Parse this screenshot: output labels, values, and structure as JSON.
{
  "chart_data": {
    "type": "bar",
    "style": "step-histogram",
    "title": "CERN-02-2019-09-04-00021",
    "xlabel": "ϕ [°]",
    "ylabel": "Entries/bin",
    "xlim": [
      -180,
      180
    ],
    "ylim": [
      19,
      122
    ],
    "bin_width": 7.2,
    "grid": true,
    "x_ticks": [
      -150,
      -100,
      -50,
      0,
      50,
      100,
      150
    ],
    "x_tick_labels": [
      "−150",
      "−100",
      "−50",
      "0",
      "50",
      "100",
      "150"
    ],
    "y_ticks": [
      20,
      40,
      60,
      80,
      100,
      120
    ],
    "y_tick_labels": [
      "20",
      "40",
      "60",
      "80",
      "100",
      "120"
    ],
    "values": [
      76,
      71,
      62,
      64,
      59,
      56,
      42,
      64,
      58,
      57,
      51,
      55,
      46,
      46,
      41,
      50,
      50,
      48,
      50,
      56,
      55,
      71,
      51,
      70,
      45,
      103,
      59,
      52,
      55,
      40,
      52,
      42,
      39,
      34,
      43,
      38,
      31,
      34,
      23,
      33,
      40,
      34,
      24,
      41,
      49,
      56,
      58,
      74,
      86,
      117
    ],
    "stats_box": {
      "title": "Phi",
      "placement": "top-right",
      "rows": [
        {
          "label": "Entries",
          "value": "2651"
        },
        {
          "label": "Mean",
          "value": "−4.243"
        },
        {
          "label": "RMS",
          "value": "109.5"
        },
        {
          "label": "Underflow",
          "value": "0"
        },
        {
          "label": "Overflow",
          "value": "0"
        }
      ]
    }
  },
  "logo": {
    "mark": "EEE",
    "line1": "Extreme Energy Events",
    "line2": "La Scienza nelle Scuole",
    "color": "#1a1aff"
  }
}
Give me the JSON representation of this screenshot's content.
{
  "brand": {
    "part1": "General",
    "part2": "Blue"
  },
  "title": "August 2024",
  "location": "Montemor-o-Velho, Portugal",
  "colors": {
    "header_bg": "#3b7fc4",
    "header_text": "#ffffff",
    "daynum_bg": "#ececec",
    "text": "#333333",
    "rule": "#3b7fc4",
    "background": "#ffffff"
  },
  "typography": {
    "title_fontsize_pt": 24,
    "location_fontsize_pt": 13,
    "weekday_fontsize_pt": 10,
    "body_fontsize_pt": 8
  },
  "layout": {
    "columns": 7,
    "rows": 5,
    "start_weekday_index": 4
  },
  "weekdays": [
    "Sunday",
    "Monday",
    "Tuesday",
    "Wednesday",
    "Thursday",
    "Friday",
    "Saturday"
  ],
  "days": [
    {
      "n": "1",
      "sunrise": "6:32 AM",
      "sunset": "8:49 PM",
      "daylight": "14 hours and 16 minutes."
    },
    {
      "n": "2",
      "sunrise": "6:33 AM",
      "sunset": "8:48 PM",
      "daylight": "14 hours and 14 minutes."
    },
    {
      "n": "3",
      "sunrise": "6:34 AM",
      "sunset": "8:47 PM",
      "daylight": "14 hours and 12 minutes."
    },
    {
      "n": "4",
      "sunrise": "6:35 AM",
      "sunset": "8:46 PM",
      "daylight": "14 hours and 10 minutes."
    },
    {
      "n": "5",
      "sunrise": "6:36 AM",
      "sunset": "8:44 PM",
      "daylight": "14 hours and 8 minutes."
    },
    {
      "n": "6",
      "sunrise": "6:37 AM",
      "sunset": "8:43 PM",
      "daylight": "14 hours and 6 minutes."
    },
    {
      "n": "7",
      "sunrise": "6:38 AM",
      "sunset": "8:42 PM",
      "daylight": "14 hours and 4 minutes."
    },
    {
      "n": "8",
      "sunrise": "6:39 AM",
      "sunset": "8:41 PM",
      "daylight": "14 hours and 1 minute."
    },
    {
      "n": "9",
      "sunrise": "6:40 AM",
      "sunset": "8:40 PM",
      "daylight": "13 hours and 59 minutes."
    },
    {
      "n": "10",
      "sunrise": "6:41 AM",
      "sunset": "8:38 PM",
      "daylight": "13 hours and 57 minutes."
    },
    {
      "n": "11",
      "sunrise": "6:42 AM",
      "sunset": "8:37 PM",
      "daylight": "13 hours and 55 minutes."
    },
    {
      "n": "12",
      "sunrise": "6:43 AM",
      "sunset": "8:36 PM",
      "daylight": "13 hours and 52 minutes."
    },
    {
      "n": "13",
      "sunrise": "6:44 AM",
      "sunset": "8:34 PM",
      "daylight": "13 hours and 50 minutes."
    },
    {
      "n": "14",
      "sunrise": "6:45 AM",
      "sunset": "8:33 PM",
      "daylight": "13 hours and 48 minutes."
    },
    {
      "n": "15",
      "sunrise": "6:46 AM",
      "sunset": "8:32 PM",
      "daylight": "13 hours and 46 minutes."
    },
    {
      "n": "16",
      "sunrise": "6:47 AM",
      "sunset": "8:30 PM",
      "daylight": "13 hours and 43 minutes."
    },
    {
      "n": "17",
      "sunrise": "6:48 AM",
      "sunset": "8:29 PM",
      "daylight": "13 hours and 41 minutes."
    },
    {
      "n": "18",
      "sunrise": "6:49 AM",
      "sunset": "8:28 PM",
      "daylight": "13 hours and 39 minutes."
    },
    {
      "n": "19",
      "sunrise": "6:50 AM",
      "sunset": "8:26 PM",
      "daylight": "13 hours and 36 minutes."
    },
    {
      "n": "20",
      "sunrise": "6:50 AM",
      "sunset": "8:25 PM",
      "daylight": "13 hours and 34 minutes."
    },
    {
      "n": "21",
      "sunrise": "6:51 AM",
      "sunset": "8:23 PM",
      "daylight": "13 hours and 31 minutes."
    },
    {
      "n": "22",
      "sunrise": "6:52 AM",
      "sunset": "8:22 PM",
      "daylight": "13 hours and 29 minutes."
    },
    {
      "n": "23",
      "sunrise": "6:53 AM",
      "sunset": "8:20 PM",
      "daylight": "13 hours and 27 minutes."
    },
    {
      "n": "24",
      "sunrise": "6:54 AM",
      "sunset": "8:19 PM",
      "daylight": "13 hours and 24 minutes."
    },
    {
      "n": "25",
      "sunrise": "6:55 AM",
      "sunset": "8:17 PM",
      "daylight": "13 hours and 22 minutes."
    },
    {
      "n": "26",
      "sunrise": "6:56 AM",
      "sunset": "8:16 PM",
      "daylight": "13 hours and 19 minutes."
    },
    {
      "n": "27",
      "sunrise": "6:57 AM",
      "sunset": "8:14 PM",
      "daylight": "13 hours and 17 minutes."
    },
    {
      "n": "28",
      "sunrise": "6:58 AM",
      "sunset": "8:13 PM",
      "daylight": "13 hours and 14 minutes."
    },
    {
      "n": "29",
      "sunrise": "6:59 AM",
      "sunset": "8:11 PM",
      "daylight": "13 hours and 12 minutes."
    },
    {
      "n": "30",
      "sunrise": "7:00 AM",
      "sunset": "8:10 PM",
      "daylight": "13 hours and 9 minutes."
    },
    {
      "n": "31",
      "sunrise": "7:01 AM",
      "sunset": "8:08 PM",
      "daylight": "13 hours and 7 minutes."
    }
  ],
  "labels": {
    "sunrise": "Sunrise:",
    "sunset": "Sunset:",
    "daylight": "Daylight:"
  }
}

> **Instructions to follow**
Pick out every line of the listing containing the word "screenshot", and show those lines.

> **The response**
Parse this screenshot: output labels, values, and structure as JSON.
Give me the JSON representation of this screenshot's content.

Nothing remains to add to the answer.